[Data records]
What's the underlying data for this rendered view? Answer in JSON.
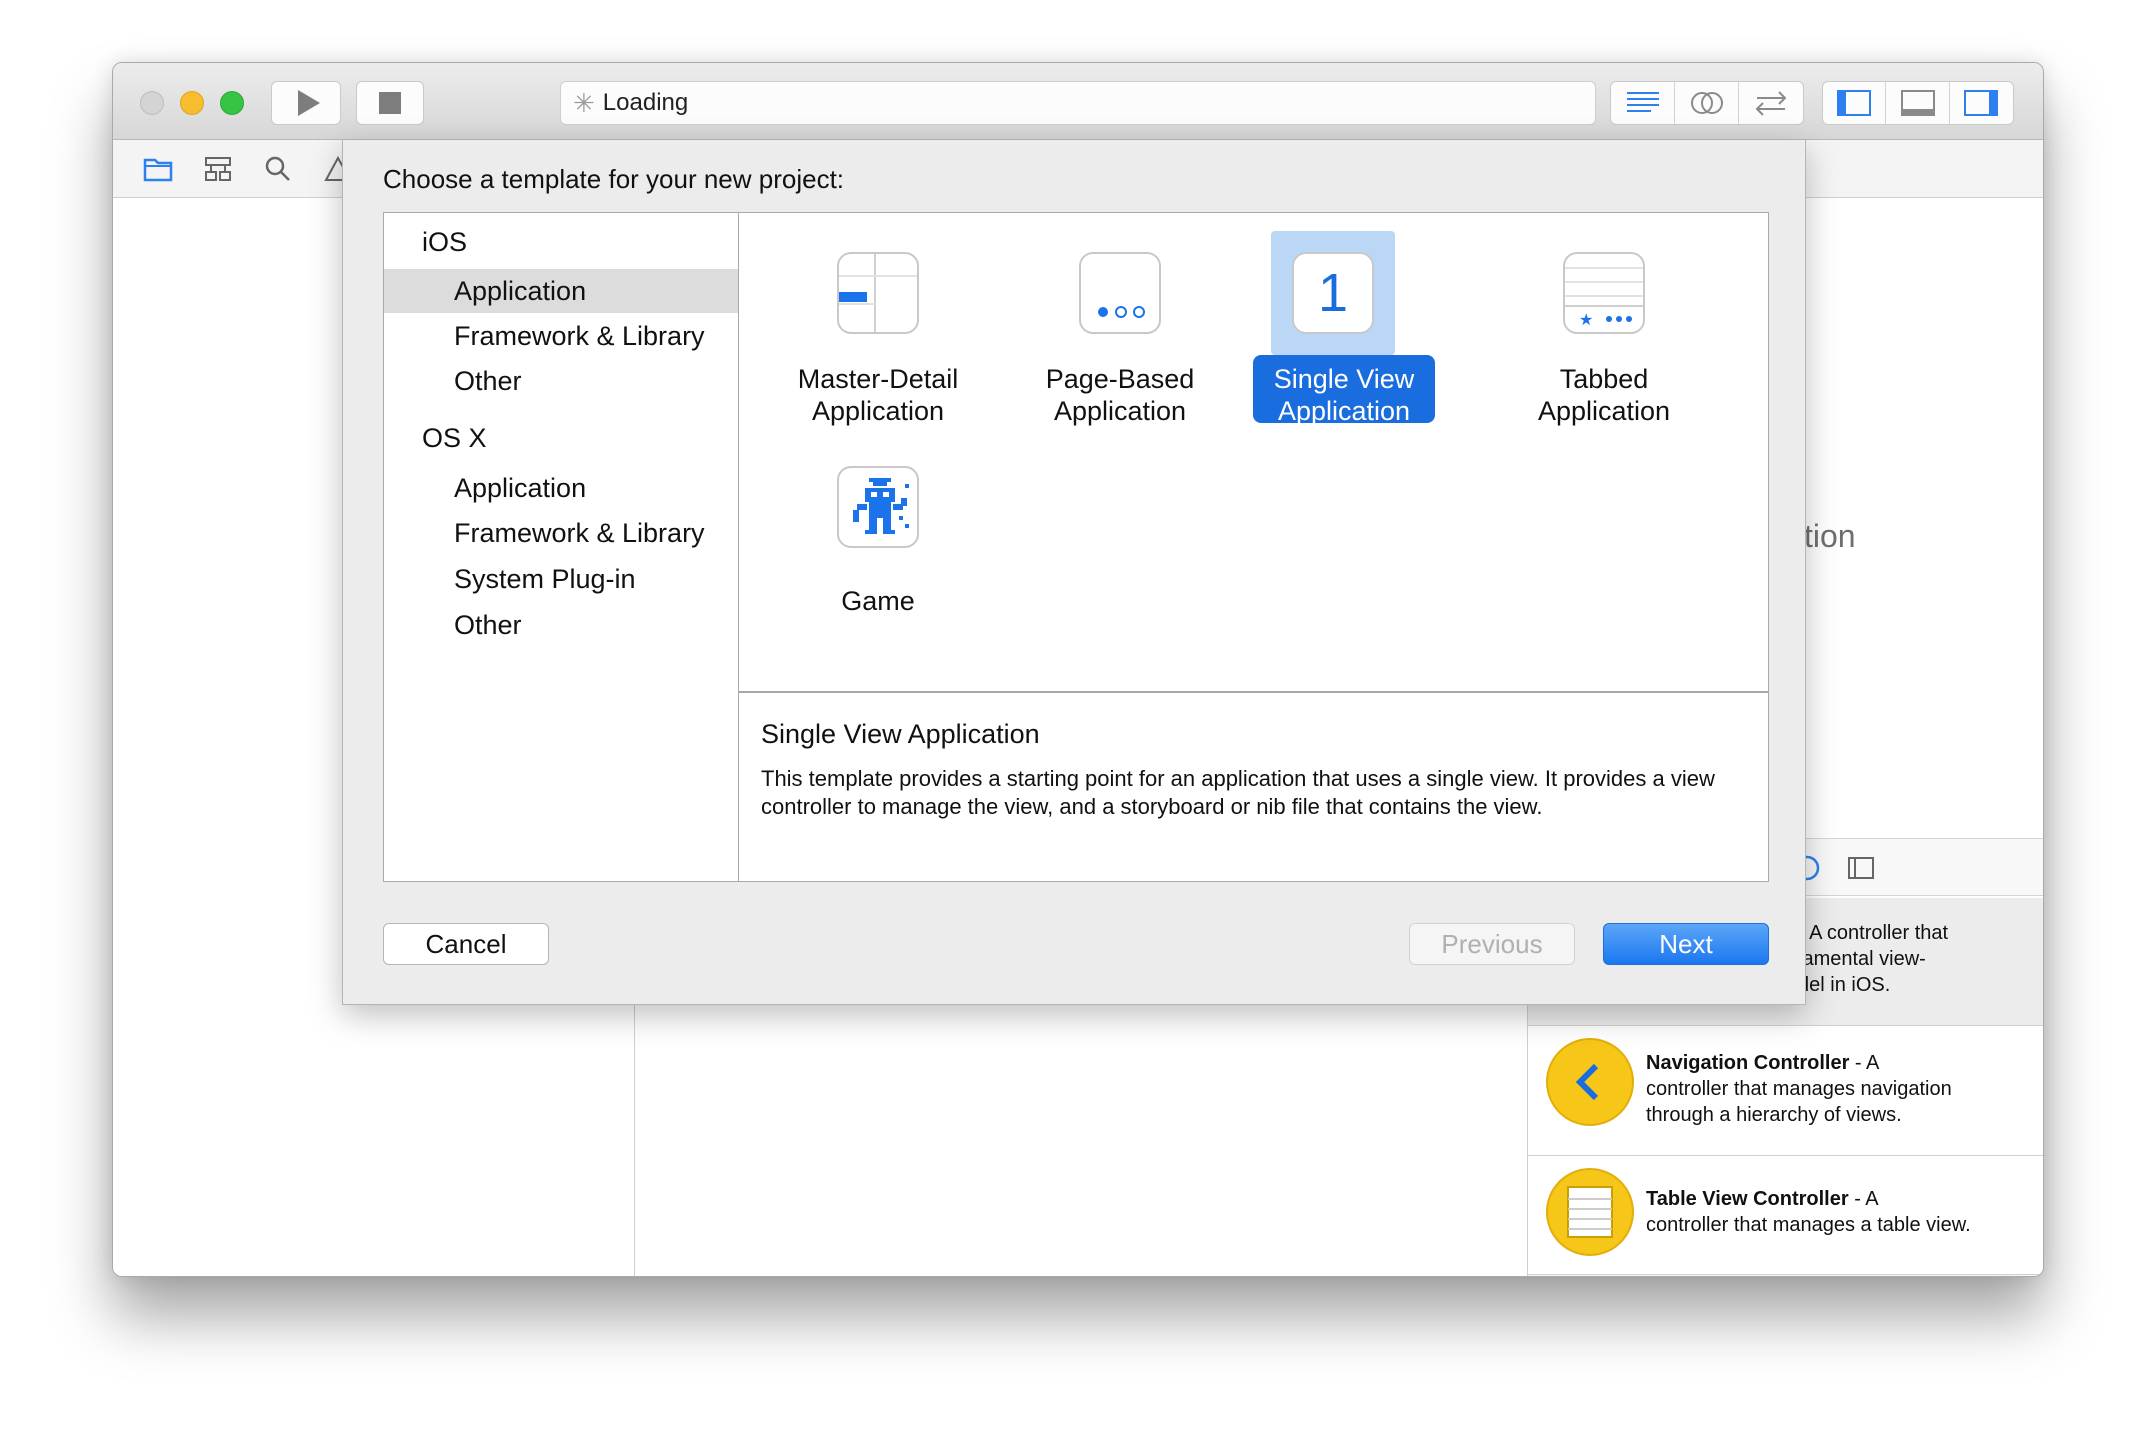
{
  "toolbar": {
    "activity_text": "Loading"
  },
  "sheet": {
    "title": "Choose a template for your new project:",
    "sidebar": {
      "sections": [
        {
          "label": "iOS",
          "items": [
            "Application",
            "Framework & Library",
            "Other"
          ]
        },
        {
          "label": "OS X",
          "items": [
            "Application",
            "Framework & Library",
            "System Plug-in",
            "Other"
          ]
        }
      ],
      "selected": "iOS / Application"
    },
    "templates": [
      {
        "label_line1": "Master-Detail",
        "label_line2": "Application"
      },
      {
        "label_line1": "Page-Based",
        "label_line2": "Application"
      },
      {
        "label_line1": "Single View",
        "label_line2": "Application",
        "icon_text": "1"
      },
      {
        "label_line1": "Tabbed",
        "label_line2": "Application"
      },
      {
        "label_line1": "Game",
        "label_line2": ""
      }
    ],
    "selected_template": "Single View Application",
    "description": {
      "title": "Single View Application",
      "body": "This template provides a starting point for an application that uses a single view. It provides a view controller to manage the view, and a storyboard or nib file that contains the view."
    },
    "buttons": {
      "cancel": "Cancel",
      "previous": "Previous",
      "next": "Next"
    }
  },
  "background": {
    "faded_title": "ction",
    "library": [
      {
        "name": "",
        "text": "- A controller that",
        "text2": "lamental view-",
        "text3": "del in iOS."
      },
      {
        "name": "Navigation Controller",
        "text": " - A",
        "text2": "controller that manages navigation",
        "text3": "through a hierarchy of views."
      },
      {
        "name": "Table View Controller",
        "text": " - A",
        "text2": "controller that manages a table view.",
        "text3": ""
      }
    ]
  },
  "colors": {
    "accent": "#1a6dde",
    "selection_bg": "#bad7f5",
    "traffic_min": "#f6be2e",
    "traffic_zoom": "#37c445",
    "library_icon": "#f6c619"
  },
  "icons": {
    "run": "play-icon",
    "stop": "stop-icon",
    "activity": "spinner-icon",
    "editor_standard": "lines-icon",
    "editor_assistant": "overlap-circles-icon",
    "editor_version": "arrows-icon",
    "nav_toggle": "left-panel-icon",
    "debug_toggle": "bottom-panel-icon",
    "util_toggle": "right-panel-icon"
  }
}
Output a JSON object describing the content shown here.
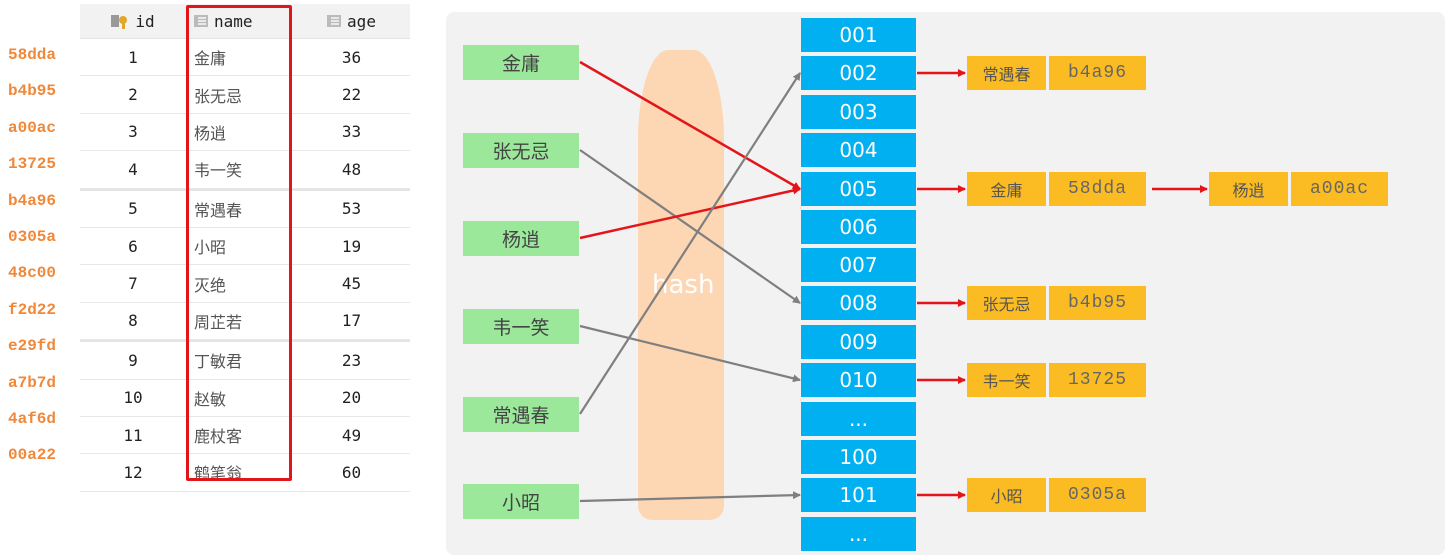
{
  "table": {
    "columns": [
      {
        "label": "id",
        "icon": "primary-key-icon"
      },
      {
        "label": "name",
        "icon": "column-icon"
      },
      {
        "label": "age",
        "icon": "column-icon"
      }
    ],
    "rows": [
      {
        "hash": "58dda",
        "id": "1",
        "name": "金庸",
        "age": "36"
      },
      {
        "hash": "b4b95",
        "id": "2",
        "name": "张无忌",
        "age": "22"
      },
      {
        "hash": "a00ac",
        "id": "3",
        "name": "杨逍",
        "age": "33"
      },
      {
        "hash": "13725",
        "id": "4",
        "name": "韦一笑",
        "age": "48"
      },
      {
        "hash": "b4a96",
        "id": "5",
        "name": "常遇春",
        "age": "53"
      },
      {
        "hash": "0305a",
        "id": "6",
        "name": "小昭",
        "age": "19"
      },
      {
        "hash": "48c00",
        "id": "7",
        "name": "灭绝",
        "age": "45"
      },
      {
        "hash": "f2d22",
        "id": "8",
        "name": "周芷若",
        "age": "17"
      },
      {
        "hash": "e29fd",
        "id": "9",
        "name": "丁敏君",
        "age": "23"
      },
      {
        "hash": "a7b7d",
        "id": "10",
        "name": "赵敏",
        "age": "20"
      },
      {
        "hash": "4af6d",
        "id": "11",
        "name": "鹿杖客",
        "age": "49"
      },
      {
        "hash": "00a22",
        "id": "12",
        "name": "鹤笔翁",
        "age": "60"
      }
    ]
  },
  "diagram": {
    "hash_label": "hash",
    "keys": [
      "金庸",
      "张无忌",
      "杨逍",
      "韦一笑",
      "常遇春",
      "小昭"
    ],
    "buckets": [
      "001",
      "002",
      "003",
      "004",
      "005",
      "006",
      "007",
      "008",
      "009",
      "010",
      "...",
      "100",
      "101",
      "..."
    ],
    "mappings": [
      {
        "key": "金庸",
        "bucket": "005",
        "color": "red"
      },
      {
        "key": "张无忌",
        "bucket": "008",
        "color": "gray"
      },
      {
        "key": "杨逍",
        "bucket": "005",
        "color": "red"
      },
      {
        "key": "韦一笑",
        "bucket": "010",
        "color": "gray"
      },
      {
        "key": "常遇春",
        "bucket": "002",
        "color": "gray"
      },
      {
        "key": "小昭",
        "bucket": "101",
        "color": "gray"
      }
    ],
    "chains": [
      {
        "bucket": "002",
        "nodes": [
          {
            "name": "常遇春",
            "hash": "b4a96"
          }
        ]
      },
      {
        "bucket": "005",
        "nodes": [
          {
            "name": "金庸",
            "hash": "58dda"
          },
          {
            "name": "杨逍",
            "hash": "a00ac"
          }
        ]
      },
      {
        "bucket": "008",
        "nodes": [
          {
            "name": "张无忌",
            "hash": "b4b95"
          }
        ]
      },
      {
        "bucket": "010",
        "nodes": [
          {
            "name": "韦一笑",
            "hash": "13725"
          }
        ]
      },
      {
        "bucket": "101",
        "nodes": [
          {
            "name": "小昭",
            "hash": "0305a"
          }
        ]
      }
    ],
    "colors": {
      "key_bg": "#9be89b",
      "bucket_bg": "#00b0f0",
      "node_bg": "#fbbc23",
      "hash_band": "#fdd7b3",
      "red_arrow": "#e3151a",
      "gray_arrow": "#7f7f7f",
      "hash_text": "#f0883a"
    }
  }
}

Problem to solve =>
Copy the records above exactly, omitting every picture.

Final answer =>
What's the underlying data for this rendered view? Answer in JSON.
{
  "toolbar": {
    "activity_text": "Loading"
  },
  "sheet": {
    "title": "Choose a template for your new project:",
    "sidebar": {
      "sections": [
        {
          "label": "iOS",
          "items": [
            "Application",
            "Framework & Library",
            "Other"
          ]
        },
        {
          "label": "OS X",
          "items": [
            "Application",
            "Framework & Library",
            "System Plug-in",
            "Other"
          ]
        }
      ],
      "selected": "iOS / Application"
    },
    "templates": [
      {
        "label_line1": "Master-Detail",
        "label_line2": "Application"
      },
      {
        "label_line1": "Page-Based",
        "label_line2": "Application"
      },
      {
        "label_line1": "Single View",
        "label_line2": "Application",
        "icon_text": "1"
      },
      {
        "label_line1": "Tabbed",
        "label_line2": "Application"
      },
      {
        "label_line1": "Game",
        "label_line2": ""
      }
    ],
    "selected_template": "Single View Application",
    "description": {
      "title": "Single View Application",
      "body": "This template provides a starting point for an application that uses a single view. It provides a view controller to manage the view, and a storyboard or nib file that contains the view."
    },
    "buttons": {
      "cancel": "Cancel",
      "previous": "Previous",
      "next": "Next"
    }
  },
  "background": {
    "faded_title": "ction",
    "library": [
      {
        "name": "",
        "text": "- A controller that",
        "text2": "lamental view-",
        "text3": "del in iOS."
      },
      {
        "name": "Navigation Controller",
        "text": " - A",
        "text2": "controller that manages navigation",
        "text3": "through a hierarchy of views."
      },
      {
        "name": "Table View Controller",
        "text": " - A",
        "text2": "controller that manages a table view.",
        "text3": ""
      }
    ]
  },
  "colors": {
    "accent": "#1a6dde",
    "selection_bg": "#bad7f5",
    "traffic_min": "#f6be2e",
    "traffic_zoom": "#37c445",
    "library_icon": "#f6c619"
  },
  "icons": {
    "run": "play-icon",
    "stop": "stop-icon",
    "activity": "spinner-icon",
    "editor_standard": "lines-icon",
    "editor_assistant": "overlap-circles-icon",
    "editor_version": "arrows-icon",
    "nav_toggle": "left-panel-icon",
    "debug_toggle": "bottom-panel-icon",
    "util_toggle": "right-panel-icon"
  }
}
Output a JSON object describing the content shown here.
{
  "table": {
    "columns": [
      {
        "label": "id",
        "icon": "primary-key-icon"
      },
      {
        "label": "name",
        "icon": "column-icon"
      },
      {
        "label": "age",
        "icon": "column-icon"
      }
    ],
    "rows": [
      {
        "hash": "58dda",
        "id": "1",
        "name": "金庸",
        "age": "36"
      },
      {
        "hash": "b4b95",
        "id": "2",
        "name": "张无忌",
        "age": "22"
      },
      {
        "hash": "a00ac",
        "id": "3",
        "name": "杨逍",
        "age": "33"
      },
      {
        "hash": "13725",
        "id": "4",
        "name": "韦一笑",
        "age": "48"
      },
      {
        "hash": "b4a96",
        "id": "5",
        "name": "常遇春",
        "age": "53"
      },
      {
        "hash": "0305a",
        "id": "6",
        "name": "小昭",
        "age": "19"
      },
      {
        "hash": "48c00",
        "id": "7",
        "name": "灭绝",
        "age": "45"
      },
      {
        "hash": "f2d22",
        "id": "8",
        "name": "周芷若",
        "age": "17"
      },
      {
        "hash": "e29fd",
        "id": "9",
        "name": "丁敏君",
        "age": "23"
      },
      {
        "hash": "a7b7d",
        "id": "10",
        "name": "赵敏",
        "age": "20"
      },
      {
        "hash": "4af6d",
        "id": "11",
        "name": "鹿杖客",
        "age": "49"
      },
      {
        "hash": "00a22",
        "id": "12",
        "name": "鹤笔翁",
        "age": "60"
      }
    ]
  },
  "diagram": {
    "hash_label": "hash",
    "keys": [
      "金庸",
      "张无忌",
      "杨逍",
      "韦一笑",
      "常遇春",
      "小昭"
    ],
    "buckets": [
      "001",
      "002",
      "003",
      "004",
      "005",
      "006",
      "007",
      "008",
      "009",
      "010",
      "...",
      "100",
      "101",
      "..."
    ],
    "mappings": [
      {
        "key": "金庸",
        "bucket": "005",
        "color": "red"
      },
      {
        "key": "张无忌",
        "bucket": "008",
        "color": "gray"
      },
      {
        "key": "杨逍",
        "bucket": "005",
        "color": "red"
      },
      {
        "key": "韦一笑",
        "bucket": "010",
        "color": "gray"
      },
      {
        "key": "常遇春",
        "bucket": "002",
        "color": "gray"
      },
      {
        "key": "小昭",
        "bucket": "101",
        "color": "gray"
      }
    ],
    "chains": [
      {
        "bucket": "002",
        "nodes": [
          {
            "name": "常遇春",
            "hash": "b4a96"
          }
        ]
      },
      {
        "bucket": "005",
        "nodes": [
          {
            "name": "金庸",
            "hash": "58dda"
          },
          {
            "name": "杨逍",
            "hash": "a00ac"
          }
        ]
      },
      {
        "bucket": "008",
        "nodes": [
          {
            "name": "张无忌",
            "hash": "b4b95"
          }
        ]
      },
      {
        "bucket": "010",
        "nodes": [
          {
            "name": "韦一笑",
            "hash": "13725"
          }
        ]
      },
      {
        "bucket": "101",
        "nodes": [
          {
            "name": "小昭",
            "hash": "0305a"
          }
        ]
      }
    ],
    "colors": {
      "key_bg": "#9be89b",
      "bucket_bg": "#00b0f0",
      "node_bg": "#fbbc23",
      "hash_band": "#fdd7b3",
      "red_arrow": "#e3151a",
      "gray_arrow": "#7f7f7f",
      "hash_text": "#f0883a"
    }
  }
}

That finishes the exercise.